··· TASK MATERIAL ···

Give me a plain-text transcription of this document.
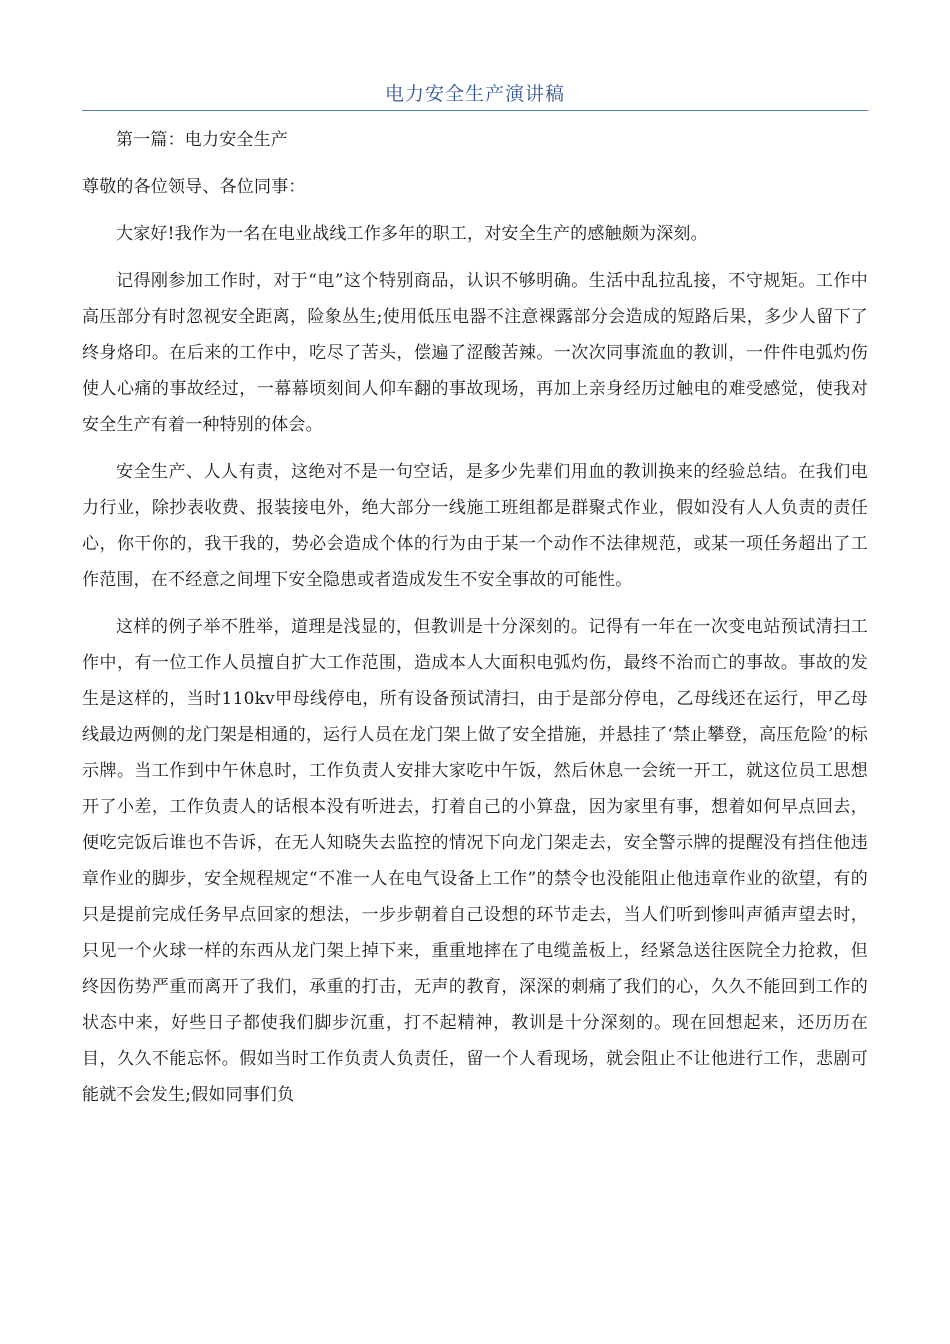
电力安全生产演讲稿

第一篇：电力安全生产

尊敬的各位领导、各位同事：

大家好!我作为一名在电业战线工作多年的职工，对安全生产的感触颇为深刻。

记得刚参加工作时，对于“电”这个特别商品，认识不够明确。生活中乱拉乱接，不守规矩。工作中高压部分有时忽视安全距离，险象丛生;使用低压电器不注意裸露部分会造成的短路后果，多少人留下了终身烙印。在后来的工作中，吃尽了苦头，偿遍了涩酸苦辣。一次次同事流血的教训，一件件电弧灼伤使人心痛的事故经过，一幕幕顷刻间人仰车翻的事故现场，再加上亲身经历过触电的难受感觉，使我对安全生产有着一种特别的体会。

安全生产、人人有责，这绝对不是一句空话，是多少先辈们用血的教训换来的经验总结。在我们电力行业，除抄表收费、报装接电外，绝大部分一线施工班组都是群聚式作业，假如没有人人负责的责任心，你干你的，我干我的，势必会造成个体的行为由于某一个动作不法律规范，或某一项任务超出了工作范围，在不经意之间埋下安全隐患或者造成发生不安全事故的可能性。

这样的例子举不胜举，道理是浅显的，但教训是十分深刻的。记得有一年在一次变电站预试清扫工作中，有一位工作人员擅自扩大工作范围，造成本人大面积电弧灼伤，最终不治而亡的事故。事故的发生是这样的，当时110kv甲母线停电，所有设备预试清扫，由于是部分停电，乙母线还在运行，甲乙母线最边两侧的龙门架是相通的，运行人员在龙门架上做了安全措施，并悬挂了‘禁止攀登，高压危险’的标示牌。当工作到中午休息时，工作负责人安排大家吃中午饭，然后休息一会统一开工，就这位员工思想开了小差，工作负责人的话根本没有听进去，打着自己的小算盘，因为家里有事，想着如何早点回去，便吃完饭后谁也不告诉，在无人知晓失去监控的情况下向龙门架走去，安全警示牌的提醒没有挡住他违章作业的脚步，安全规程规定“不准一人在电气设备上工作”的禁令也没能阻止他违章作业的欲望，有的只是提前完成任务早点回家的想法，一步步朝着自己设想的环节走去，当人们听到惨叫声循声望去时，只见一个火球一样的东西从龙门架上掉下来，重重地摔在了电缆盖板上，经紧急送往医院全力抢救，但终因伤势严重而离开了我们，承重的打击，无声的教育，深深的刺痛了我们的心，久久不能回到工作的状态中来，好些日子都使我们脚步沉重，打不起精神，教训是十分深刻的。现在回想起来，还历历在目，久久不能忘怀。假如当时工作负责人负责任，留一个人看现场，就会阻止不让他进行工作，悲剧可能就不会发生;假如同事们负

···

CHALLENGE:
Restate the listing above word for word, and skip the pictures.

TASK RESULT:
Give me a plain-text transcription of this document.
电力安全生产演讲稿

第一篇：电力安全生产

尊敬的各位领导、各位同事：

大家好!我作为一名在电业战线工作多年的职工，对安全生产的感触颇为深刻。

记得刚参加工作时，对于“电”这个特别商品，认识不够明确。生活中乱拉乱接，不守规矩。工作中高压部分有时忽视安全距离，险象丛生;使用低压电器不注意裸露部分会造成的短路后果，多少人留下了终身烙印。在后来的工作中，吃尽了苦头，偿遍了涩酸苦辣。一次次同事流血的教训，一件件电弧灼伤使人心痛的事故经过，一幕幕顷刻间人仰车翻的事故现场，再加上亲身经历过触电的难受感觉，使我对安全生产有着一种特别的体会。

安全生产、人人有责，这绝对不是一句空话，是多少先辈们用血的教训换来的经验总结。在我们电力行业，除抄表收费、报装接电外，绝大部分一线施工班组都是群聚式作业，假如没有人人负责的责任心，你干你的，我干我的，势必会造成个体的行为由于某一个动作不法律规范，或某一项任务超出了工作范围，在不经意之间埋下安全隐患或者造成发生不安全事故的可能性。

这样的例子举不胜举，道理是浅显的，但教训是十分深刻的。记得有一年在一次变电站预试清扫工作中，有一位工作人员擅自扩大工作范围，造成本人大面积电弧灼伤，最终不治而亡的事故。事故的发生是这样的，当时110kv甲母线停电，所有设备预试清扫，由于是部分停电，乙母线还在运行，甲乙母线最边两侧的龙门架是相通的，运行人员在龙门架上做了安全措施，并悬挂了‘禁止攀登，高压危险’的标示牌。当工作到中午休息时，工作负责人安排大家吃中午饭，然后休息一会统一开工，就这位员工思想开了小差，工作负责人的话根本没有听进去，打着自己的小算盘，因为家里有事，想着如何早点回去，便吃完饭后谁也不告诉，在无人知晓失去监控的情况下向龙门架走去，安全警示牌的提醒没有挡住他违章作业的脚步，安全规程规定“不准一人在电气设备上工作”的禁令也没能阻止他违章作业的欲望，有的只是提前完成任务早点回家的想法，一步步朝着自己设想的环节走去，当人们听到惨叫声循声望去时，只见一个火球一样的东西从龙门架上掉下来，重重地摔在了电缆盖板上，经紧急送往医院全力抢救，但终因伤势严重而离开了我们，承重的打击，无声的教育，深深的刺痛了我们的心，久久不能回到工作的状态中来，好些日子都使我们脚步沉重，打不起精神，教训是十分深刻的。现在回想起来，还历历在目，久久不能忘怀。假如当时工作负责人负责任，留一个人看现场，就会阻止不让他进行工作，悲剧可能就不会发生;假如同事们负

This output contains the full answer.